(Excerpt from a dataset)
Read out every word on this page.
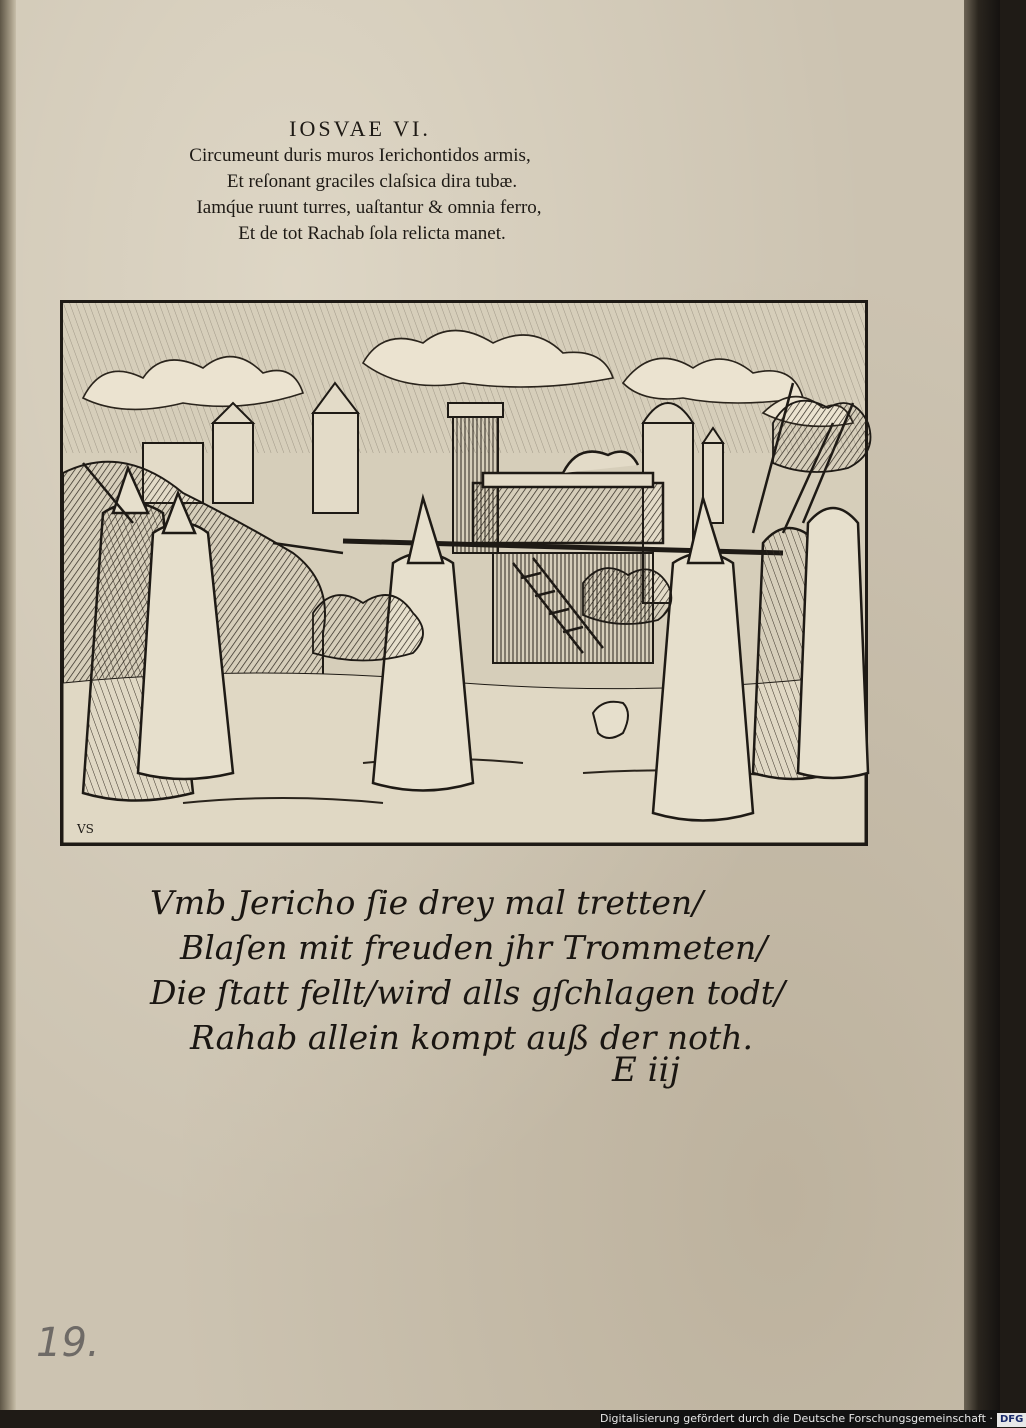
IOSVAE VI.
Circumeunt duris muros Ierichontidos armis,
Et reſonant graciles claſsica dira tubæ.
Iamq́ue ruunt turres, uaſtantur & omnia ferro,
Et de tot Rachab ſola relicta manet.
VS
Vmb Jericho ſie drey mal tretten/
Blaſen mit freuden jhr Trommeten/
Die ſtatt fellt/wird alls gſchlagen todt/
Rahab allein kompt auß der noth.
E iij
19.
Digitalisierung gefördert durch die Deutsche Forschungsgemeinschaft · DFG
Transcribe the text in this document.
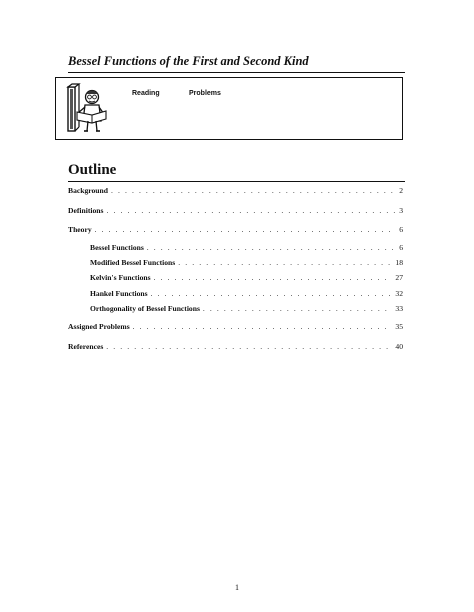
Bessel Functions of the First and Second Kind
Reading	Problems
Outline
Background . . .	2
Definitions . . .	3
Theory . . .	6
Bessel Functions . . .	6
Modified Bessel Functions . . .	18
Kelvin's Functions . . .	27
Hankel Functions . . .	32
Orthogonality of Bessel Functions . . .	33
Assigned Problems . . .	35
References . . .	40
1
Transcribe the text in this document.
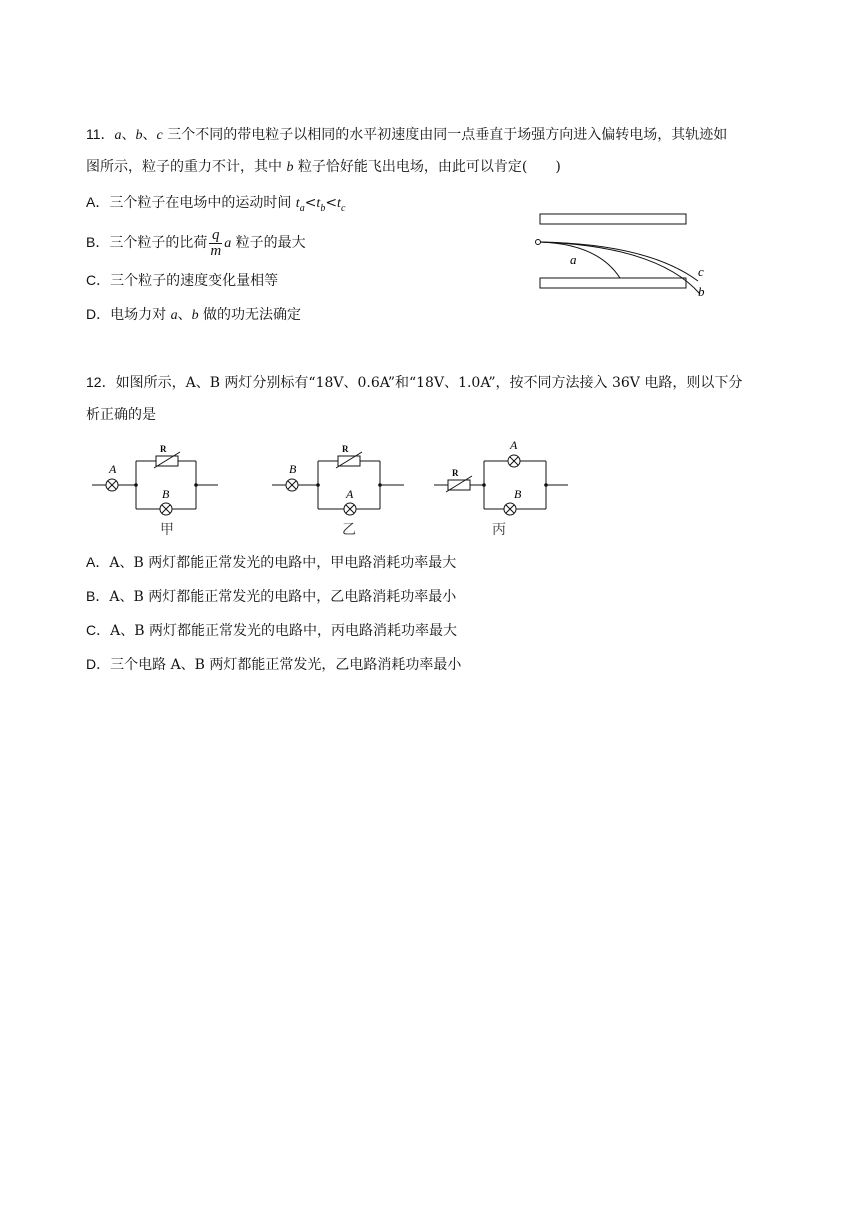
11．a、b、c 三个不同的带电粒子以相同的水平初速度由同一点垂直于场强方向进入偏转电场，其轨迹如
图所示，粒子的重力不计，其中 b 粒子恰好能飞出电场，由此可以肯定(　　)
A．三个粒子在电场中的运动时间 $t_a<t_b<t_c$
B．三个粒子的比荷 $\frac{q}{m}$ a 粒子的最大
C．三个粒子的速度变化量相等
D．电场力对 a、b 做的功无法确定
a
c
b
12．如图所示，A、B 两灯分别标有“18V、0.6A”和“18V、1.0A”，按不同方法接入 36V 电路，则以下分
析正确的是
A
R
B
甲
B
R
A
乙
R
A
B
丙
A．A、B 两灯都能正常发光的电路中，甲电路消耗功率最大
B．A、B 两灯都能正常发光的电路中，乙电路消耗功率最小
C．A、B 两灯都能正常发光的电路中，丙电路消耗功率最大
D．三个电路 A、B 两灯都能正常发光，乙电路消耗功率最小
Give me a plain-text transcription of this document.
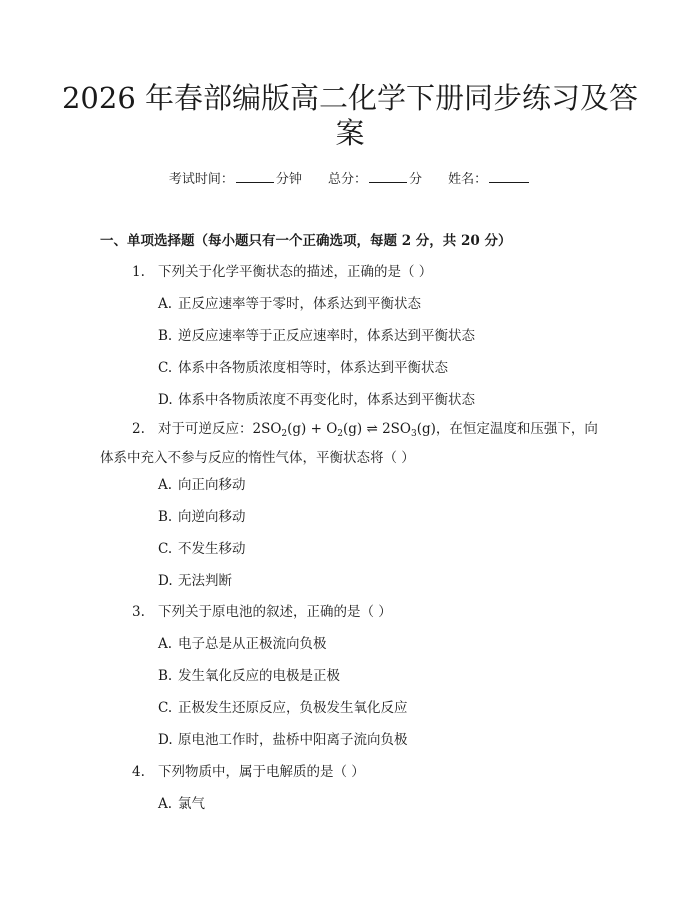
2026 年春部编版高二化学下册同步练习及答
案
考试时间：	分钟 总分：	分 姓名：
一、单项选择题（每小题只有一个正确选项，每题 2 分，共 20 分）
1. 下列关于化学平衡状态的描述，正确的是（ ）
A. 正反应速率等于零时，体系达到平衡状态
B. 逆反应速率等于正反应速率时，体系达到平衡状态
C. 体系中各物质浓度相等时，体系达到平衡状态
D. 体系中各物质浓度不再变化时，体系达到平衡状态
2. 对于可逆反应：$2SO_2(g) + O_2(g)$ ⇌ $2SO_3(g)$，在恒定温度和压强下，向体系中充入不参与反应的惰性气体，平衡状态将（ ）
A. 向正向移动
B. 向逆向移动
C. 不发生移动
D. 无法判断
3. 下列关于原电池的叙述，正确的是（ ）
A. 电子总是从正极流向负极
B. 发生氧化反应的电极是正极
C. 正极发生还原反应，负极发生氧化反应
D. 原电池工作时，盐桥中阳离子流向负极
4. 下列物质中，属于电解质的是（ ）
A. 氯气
* * *
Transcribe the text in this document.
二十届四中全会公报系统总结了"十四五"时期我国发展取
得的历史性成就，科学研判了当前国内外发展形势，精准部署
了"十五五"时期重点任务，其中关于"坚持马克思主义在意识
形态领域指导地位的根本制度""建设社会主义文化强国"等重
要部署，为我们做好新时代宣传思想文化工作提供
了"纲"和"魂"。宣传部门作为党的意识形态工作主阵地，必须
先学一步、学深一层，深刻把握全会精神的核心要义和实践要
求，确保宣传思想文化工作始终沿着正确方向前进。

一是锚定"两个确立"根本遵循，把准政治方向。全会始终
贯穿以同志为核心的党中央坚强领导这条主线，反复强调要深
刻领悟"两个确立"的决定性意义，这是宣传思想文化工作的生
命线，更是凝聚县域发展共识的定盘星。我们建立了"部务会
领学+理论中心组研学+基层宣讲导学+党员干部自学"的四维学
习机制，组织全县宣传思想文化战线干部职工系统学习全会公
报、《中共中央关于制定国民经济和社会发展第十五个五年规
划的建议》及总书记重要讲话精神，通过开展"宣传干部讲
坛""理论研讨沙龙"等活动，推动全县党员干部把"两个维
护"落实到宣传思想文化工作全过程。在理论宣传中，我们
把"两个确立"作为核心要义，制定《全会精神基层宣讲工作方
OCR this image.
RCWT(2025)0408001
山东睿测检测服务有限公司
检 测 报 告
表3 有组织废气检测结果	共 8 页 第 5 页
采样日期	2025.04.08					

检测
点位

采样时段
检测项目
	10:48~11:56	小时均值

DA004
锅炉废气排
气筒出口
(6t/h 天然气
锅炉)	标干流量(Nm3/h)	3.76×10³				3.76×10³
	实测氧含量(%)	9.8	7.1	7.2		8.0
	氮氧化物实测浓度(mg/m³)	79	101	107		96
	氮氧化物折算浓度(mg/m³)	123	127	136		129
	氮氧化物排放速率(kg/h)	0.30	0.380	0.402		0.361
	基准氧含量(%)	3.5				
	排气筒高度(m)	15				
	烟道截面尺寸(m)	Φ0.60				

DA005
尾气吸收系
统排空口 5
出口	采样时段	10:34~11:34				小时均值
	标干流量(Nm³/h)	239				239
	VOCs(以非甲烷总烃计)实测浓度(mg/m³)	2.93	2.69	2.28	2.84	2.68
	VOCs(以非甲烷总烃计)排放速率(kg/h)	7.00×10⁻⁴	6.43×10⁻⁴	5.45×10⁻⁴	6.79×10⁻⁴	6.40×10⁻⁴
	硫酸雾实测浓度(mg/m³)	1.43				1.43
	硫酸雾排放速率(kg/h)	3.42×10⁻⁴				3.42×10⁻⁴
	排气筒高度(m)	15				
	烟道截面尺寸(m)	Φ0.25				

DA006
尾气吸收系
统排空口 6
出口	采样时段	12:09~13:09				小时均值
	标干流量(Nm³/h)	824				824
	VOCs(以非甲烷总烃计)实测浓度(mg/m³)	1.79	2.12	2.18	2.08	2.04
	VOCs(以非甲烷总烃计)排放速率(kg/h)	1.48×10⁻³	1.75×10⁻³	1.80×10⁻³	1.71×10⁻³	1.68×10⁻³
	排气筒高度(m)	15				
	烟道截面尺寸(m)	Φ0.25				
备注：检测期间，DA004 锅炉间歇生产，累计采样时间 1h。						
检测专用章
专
...
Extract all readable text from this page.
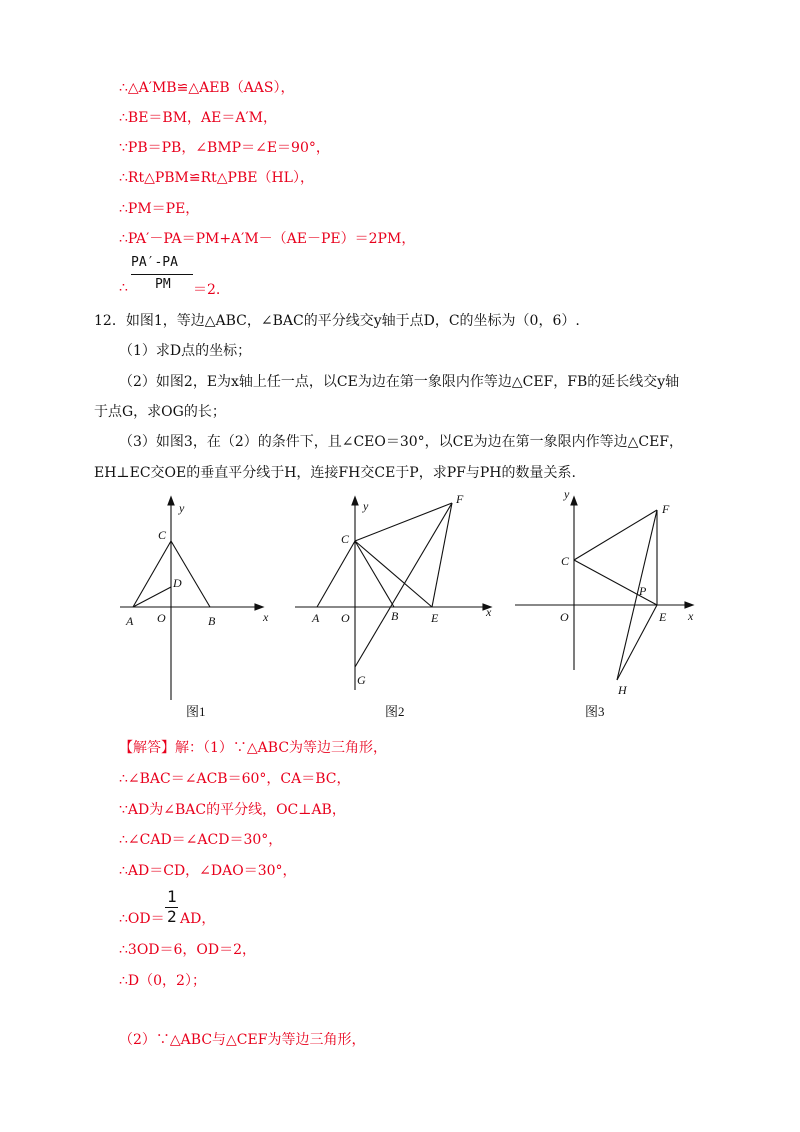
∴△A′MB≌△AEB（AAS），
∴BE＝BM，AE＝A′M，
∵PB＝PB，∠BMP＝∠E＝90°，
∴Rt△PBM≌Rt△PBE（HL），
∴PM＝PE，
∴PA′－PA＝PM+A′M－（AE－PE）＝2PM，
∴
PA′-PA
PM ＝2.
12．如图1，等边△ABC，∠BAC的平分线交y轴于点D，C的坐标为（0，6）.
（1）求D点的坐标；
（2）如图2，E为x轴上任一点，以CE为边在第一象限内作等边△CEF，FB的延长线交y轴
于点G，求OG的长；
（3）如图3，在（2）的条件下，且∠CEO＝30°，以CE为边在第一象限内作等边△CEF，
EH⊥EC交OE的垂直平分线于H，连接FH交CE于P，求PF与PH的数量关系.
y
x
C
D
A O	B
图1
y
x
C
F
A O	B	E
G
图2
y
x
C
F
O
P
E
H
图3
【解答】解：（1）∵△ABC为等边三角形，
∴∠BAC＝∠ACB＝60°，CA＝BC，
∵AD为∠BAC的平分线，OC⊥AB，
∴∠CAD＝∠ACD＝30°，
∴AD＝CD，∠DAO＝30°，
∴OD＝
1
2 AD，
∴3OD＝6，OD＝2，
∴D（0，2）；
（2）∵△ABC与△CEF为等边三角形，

#### PROBLEM REQUIREMENTS
The lines to collect are those holding the string "以非甲烷总烃计"; copy them all.

#### FULL OUTPUT
	VOCs(以非甲烷总烃计)实测浓度(mg/m³)	2.93	2.69	2.28	2.84	2.68
	VOCs(以非甲烷总烃计)排放速率(kg/h)	7.00×10⁻⁴	6.43×10⁻⁴	5.45×10⁻⁴	6.79×10⁻⁴	6.40×10⁻⁴
	VOCs(以非甲烷总烃计)实测浓度(mg/m³)	1.79	2.12	2.18	2.08	2.04
	VOCs(以非甲烷总烃计)排放速率(kg/h)	1.48×10⁻³	1.75×10⁻³	1.80×10⁻³	1.71×10⁻³	1.68×10⁻³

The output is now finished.